··· MATERIAL SUPPLIED ···

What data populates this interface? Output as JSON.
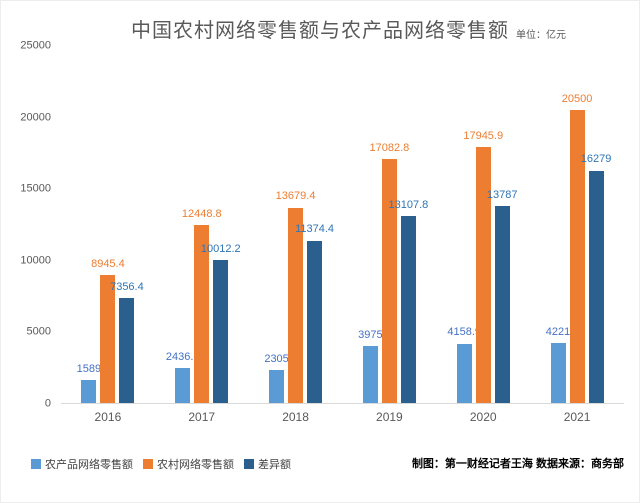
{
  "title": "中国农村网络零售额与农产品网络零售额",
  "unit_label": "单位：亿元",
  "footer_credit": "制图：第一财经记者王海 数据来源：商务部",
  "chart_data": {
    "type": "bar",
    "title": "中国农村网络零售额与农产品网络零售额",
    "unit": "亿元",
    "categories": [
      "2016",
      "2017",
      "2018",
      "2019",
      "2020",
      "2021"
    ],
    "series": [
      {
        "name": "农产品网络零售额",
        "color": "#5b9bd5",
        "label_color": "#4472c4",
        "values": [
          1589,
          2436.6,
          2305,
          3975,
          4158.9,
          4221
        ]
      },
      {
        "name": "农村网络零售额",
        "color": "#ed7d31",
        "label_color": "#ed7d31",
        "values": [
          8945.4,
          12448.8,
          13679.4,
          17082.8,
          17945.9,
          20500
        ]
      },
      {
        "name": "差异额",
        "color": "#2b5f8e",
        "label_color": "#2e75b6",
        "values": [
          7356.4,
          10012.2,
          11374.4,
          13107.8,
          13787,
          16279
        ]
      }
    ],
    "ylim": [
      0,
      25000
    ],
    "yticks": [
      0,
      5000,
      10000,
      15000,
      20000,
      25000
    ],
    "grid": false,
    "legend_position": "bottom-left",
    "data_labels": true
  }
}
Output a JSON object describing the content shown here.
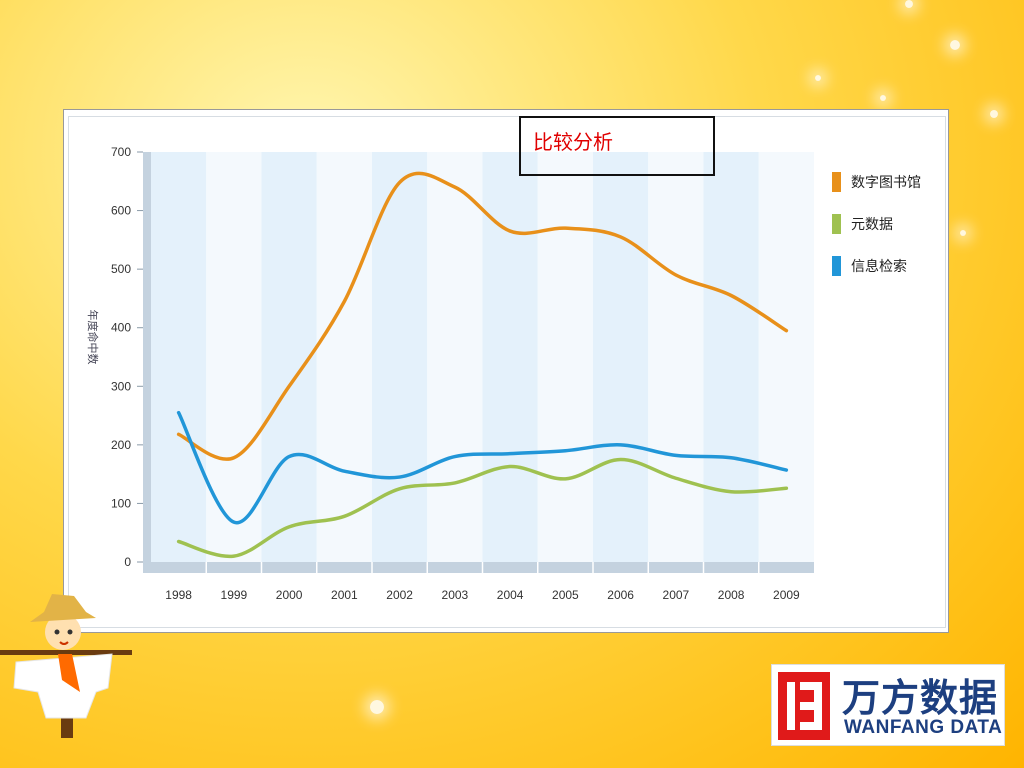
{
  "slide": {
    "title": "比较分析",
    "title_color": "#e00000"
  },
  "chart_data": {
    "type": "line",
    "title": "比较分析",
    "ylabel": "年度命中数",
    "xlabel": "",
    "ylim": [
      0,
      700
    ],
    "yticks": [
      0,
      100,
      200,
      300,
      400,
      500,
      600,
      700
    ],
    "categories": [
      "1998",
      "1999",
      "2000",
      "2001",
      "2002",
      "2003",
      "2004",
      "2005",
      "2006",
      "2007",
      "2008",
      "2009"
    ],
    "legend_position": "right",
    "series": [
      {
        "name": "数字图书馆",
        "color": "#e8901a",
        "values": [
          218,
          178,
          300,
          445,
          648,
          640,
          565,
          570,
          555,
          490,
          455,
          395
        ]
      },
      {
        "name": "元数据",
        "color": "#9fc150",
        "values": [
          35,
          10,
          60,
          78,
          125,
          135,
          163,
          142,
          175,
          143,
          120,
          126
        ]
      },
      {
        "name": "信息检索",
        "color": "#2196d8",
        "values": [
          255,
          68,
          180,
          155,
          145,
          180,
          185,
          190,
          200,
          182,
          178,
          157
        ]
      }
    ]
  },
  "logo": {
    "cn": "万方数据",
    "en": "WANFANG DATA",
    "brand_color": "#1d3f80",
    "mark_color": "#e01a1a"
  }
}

···

**EXERCISE GOAL**
Omit pictures; set down the rest of the material word for word.

**ANSWER FOR THIS EXERCISE**
What data populates this interface? Output as JSON.
{
  "title": "中国农村网络零售额与农产品网络零售额",
  "unit_label": "单位：亿元",
  "footer_credit": "制图：第一财经记者王海 数据来源：商务部",
  "chart_data": {
    "type": "bar",
    "title": "中国农村网络零售额与农产品网络零售额",
    "unit": "亿元",
    "categories": [
      "2016",
      "2017",
      "2018",
      "2019",
      "2020",
      "2021"
    ],
    "series": [
      {
        "name": "农产品网络零售额",
        "color": "#5b9bd5",
        "label_color": "#4472c4",
        "values": [
          1589,
          2436.6,
          2305,
          3975,
          4158.9,
          4221
        ]
      },
      {
        "name": "农村网络零售额",
        "color": "#ed7d31",
        "label_color": "#ed7d31",
        "values": [
          8945.4,
          12448.8,
          13679.4,
          17082.8,
          17945.9,
          20500
        ]
      },
      {
        "name": "差异额",
        "color": "#2b5f8e",
        "label_color": "#2e75b6",
        "values": [
          7356.4,
          10012.2,
          11374.4,
          13107.8,
          13787,
          16279
        ]
      }
    ],
    "ylim": [
      0,
      25000
    ],
    "yticks": [
      0,
      5000,
      10000,
      15000,
      20000,
      25000
    ],
    "grid": false,
    "legend_position": "bottom-left",
    "data_labels": true
  }
}
Output a JSON object describing the content shown here.
{
  "slide": {
    "title": "比较分析",
    "title_color": "#e00000"
  },
  "chart_data": {
    "type": "line",
    "title": "比较分析",
    "ylabel": "年度命中数",
    "xlabel": "",
    "ylim": [
      0,
      700
    ],
    "yticks": [
      0,
      100,
      200,
      300,
      400,
      500,
      600,
      700
    ],
    "categories": [
      "1998",
      "1999",
      "2000",
      "2001",
      "2002",
      "2003",
      "2004",
      "2005",
      "2006",
      "2007",
      "2008",
      "2009"
    ],
    "legend_position": "right",
    "series": [
      {
        "name": "数字图书馆",
        "color": "#e8901a",
        "values": [
          218,
          178,
          300,
          445,
          648,
          640,
          565,
          570,
          555,
          490,
          455,
          395
        ]
      },
      {
        "name": "元数据",
        "color": "#9fc150",
        "values": [
          35,
          10,
          60,
          78,
          125,
          135,
          163,
          142,
          175,
          143,
          120,
          126
        ]
      },
      {
        "name": "信息检索",
        "color": "#2196d8",
        "values": [
          255,
          68,
          180,
          155,
          145,
          180,
          185,
          190,
          200,
          182,
          178,
          157
        ]
      }
    ]
  },
  "logo": {
    "cn": "万方数据",
    "en": "WANFANG DATA",
    "brand_color": "#1d3f80",
    "mark_color": "#e01a1a"
  }
}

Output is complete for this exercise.